PRIMERA LECTURA
Cuando abrazaron la fe, ¿recibieron el Espíritu Santo?
Lectura de los Hechos de los Apóstoles 19, 1-8
Mientras Apolo permanecía en Corinto, Pablo atravesando la región interior, llegó a Éfeso. Allí encontró a algunos discípulos y les preguntó: “Cuando ustedes abrazaron la fe, ¿recibieron el Espíritu Santo?”
Ellos le dijeron: “Ni siquiera hemos oído decir que hay un Espíritu Santo”.
“Entonces, ¿qué bautismo recibieron?”, les preguntó Pablo. “El de Juan Bautista”, respondieron.
Pablo les dijo: “Juan bautizaba con el bautismo de penitencia, diciendo al pueblo que creyera en el que vendría después de él, es decir, en Jesús”.
Al oír estas palabras, ellos se hicieron bautizar en el Nombre del Señor Jesús. Pablo les impuso las manos, y descendió sobre ellos el Espíritu Santo. Entonces comenzaron a hablar en distintas lenguas y a profetizar. Eran en total unos doce hombres.
Pablo fue luego a la sinagoga y durante tres meses predicó abiertamente, hablando sobre el Reino de Dios y tratando de persuadir a los oyentes.
SALMO RESPONSORIAL 67, 2-5ac. 6-7ab
R. ¡Pueblos de la tierra, canten al Señor!
¡Se alza el Señor! Sus enemigos se dispersan y sus adversarios huyen delante de Él. Tú los disipas como se disipa el humo; como se derrite la cera ante el fuego, así desaparecen los impíos delante del Señor.
Los justos se regocijan, gritan de gozo delante del Señor y se llenan de alegría. ¡Canten al Señor, entonen un himno a su Nombre! Su Nombre es “el Señor”.
El Señor en su santa Morada es padre de los huérfanos y defensor de las viudas: Él instala en un hogar a los solitarios y hace salir con felicidad a los cautivos.
ACLAMACIÓN AL EVANGELIO Col 3, 1
Aleluya.
Ya que ustedes han resucitado con Cristo, busquen los bienes del cielo donde Cristo está sentado a la derecha de Dios. Aleluya.
EVANGELIO
Tengan valor: Yo he vencido al mundo.
+ Evangelio de nuestro Señor Jesucristo según san Juan 16, 29-33
A la Hora de pasar de este mundo al Padre, los discípulos le dijeron a Jesús: “Por fin hablas claro y sin parábolas. Ahora conocemos que Tú lo sabes todo y no hace falta hacerte preguntas. Por eso creemos que Tú has salido de Dios”.

Registros de anotación espacial
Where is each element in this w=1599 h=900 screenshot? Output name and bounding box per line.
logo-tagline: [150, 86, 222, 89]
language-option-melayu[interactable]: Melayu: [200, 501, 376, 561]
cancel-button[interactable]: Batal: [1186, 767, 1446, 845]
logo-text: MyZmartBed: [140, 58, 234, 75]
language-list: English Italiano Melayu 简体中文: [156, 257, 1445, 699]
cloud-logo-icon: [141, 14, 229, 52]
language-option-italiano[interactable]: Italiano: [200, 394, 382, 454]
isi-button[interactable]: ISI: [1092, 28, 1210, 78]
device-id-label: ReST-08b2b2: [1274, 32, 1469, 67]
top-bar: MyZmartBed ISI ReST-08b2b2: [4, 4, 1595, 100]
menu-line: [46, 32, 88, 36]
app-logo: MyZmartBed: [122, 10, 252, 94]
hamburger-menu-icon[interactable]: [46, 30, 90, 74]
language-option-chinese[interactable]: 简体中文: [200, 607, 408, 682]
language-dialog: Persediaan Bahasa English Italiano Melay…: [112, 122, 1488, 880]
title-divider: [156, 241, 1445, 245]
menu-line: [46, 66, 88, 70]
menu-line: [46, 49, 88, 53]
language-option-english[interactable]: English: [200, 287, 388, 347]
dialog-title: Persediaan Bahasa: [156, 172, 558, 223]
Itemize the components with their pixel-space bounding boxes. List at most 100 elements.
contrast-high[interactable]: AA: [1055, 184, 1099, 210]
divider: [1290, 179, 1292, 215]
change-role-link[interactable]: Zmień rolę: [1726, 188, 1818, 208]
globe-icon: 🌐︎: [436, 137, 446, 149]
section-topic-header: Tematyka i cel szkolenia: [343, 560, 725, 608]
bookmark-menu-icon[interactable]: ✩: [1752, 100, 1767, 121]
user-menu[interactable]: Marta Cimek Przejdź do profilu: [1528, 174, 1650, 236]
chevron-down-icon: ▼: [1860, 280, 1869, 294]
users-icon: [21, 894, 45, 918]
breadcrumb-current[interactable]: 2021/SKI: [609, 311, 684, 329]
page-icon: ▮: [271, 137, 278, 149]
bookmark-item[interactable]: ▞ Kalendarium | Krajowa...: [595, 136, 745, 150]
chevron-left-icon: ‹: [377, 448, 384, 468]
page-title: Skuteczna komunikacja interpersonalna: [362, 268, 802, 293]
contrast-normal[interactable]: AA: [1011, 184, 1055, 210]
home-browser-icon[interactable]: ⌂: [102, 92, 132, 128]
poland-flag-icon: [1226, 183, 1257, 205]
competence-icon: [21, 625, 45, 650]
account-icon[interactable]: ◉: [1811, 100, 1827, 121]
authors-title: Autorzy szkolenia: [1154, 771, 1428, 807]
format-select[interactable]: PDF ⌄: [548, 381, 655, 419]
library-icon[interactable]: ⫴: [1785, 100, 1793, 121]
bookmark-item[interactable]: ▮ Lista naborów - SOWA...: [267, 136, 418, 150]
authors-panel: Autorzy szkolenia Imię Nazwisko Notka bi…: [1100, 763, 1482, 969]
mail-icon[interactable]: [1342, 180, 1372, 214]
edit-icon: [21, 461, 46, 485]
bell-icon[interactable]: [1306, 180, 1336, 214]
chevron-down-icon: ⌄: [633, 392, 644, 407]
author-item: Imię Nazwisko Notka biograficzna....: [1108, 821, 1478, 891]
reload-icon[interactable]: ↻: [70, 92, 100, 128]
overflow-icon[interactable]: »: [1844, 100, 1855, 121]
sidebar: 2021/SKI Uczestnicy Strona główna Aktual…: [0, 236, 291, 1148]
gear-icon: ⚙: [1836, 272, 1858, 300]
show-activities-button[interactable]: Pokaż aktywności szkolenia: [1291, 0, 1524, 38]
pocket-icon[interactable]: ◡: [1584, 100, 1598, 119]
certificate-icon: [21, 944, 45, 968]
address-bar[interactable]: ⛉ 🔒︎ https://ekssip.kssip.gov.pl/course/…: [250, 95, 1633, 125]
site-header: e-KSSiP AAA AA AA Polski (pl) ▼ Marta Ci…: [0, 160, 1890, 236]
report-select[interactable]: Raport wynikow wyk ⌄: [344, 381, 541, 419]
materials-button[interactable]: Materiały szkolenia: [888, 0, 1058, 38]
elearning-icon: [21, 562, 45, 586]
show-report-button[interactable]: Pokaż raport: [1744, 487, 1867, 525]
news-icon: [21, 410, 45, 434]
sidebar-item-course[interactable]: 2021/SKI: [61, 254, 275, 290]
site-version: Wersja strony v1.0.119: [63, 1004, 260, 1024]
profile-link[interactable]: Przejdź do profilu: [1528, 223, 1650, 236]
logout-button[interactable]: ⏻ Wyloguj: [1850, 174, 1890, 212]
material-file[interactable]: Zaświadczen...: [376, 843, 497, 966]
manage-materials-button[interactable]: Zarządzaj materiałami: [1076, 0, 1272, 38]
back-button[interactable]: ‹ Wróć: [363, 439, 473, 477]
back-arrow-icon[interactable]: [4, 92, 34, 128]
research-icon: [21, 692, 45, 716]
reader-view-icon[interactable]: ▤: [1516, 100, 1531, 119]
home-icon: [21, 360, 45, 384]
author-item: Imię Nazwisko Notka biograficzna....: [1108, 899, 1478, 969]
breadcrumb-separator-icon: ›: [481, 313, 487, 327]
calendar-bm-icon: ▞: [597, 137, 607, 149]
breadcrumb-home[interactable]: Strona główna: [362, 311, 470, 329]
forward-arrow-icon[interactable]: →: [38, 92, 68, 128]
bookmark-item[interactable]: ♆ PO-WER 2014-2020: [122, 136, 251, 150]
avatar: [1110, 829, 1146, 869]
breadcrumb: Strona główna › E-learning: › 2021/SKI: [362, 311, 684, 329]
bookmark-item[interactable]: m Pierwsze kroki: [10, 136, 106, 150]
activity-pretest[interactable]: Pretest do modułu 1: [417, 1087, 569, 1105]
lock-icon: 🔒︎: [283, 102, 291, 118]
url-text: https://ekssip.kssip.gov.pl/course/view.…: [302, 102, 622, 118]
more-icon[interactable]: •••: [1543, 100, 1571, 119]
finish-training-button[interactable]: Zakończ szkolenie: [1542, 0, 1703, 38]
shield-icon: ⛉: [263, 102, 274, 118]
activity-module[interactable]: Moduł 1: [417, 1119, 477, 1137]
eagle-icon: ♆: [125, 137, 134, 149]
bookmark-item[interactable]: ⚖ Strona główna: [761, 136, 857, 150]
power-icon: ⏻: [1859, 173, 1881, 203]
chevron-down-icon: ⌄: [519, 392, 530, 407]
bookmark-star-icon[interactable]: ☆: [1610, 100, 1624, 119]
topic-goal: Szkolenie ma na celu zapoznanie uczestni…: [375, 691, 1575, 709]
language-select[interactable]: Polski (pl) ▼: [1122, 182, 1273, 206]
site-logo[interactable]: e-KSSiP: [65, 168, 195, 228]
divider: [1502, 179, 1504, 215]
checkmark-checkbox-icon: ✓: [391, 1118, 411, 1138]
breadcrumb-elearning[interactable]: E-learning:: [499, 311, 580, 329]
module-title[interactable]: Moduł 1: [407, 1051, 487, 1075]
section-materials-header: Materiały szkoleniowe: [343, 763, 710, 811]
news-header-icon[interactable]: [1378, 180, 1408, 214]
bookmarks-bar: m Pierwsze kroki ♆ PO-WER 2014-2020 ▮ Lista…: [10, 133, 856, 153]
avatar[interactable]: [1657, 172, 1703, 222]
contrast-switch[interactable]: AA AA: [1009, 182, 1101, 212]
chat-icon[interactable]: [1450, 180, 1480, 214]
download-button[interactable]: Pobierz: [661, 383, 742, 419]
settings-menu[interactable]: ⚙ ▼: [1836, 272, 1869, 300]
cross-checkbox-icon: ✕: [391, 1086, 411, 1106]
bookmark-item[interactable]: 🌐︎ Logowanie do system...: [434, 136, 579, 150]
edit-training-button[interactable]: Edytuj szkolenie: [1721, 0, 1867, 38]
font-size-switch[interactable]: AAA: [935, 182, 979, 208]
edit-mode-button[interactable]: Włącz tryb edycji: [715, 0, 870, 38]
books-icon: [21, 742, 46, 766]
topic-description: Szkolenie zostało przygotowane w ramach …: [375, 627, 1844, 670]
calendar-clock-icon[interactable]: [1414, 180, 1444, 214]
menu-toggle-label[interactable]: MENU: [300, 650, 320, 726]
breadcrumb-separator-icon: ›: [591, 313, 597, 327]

■ **Indicación**
Reescribe el texto desde "Al oír estas" hasta "canten al Señor!", poniendo "dos años" en lugar de "tres meses". El material no guarda relación con el texto.

■ **Respuesta**
Al oír estas palabras, ellos se hicieron bautizar en el Nombre del Señor Jesús. Pablo les impuso las manos, y descendió sobre ellos el Espíritu Santo. Entonces comenzaron a hablar en distintas lenguas y a profetizar. Eran en total unos doce hombres.
Pablo fue luego a la sinagoga y durante dos años predicó abiertamente, hablando sobre el Reino de Dios y tratando de persuadir a los oyentes.
SALMO RESPONSORIAL 67, 2-5ac. 6-7ab
R. ¡Pueblos de la tierra, canten al Señor!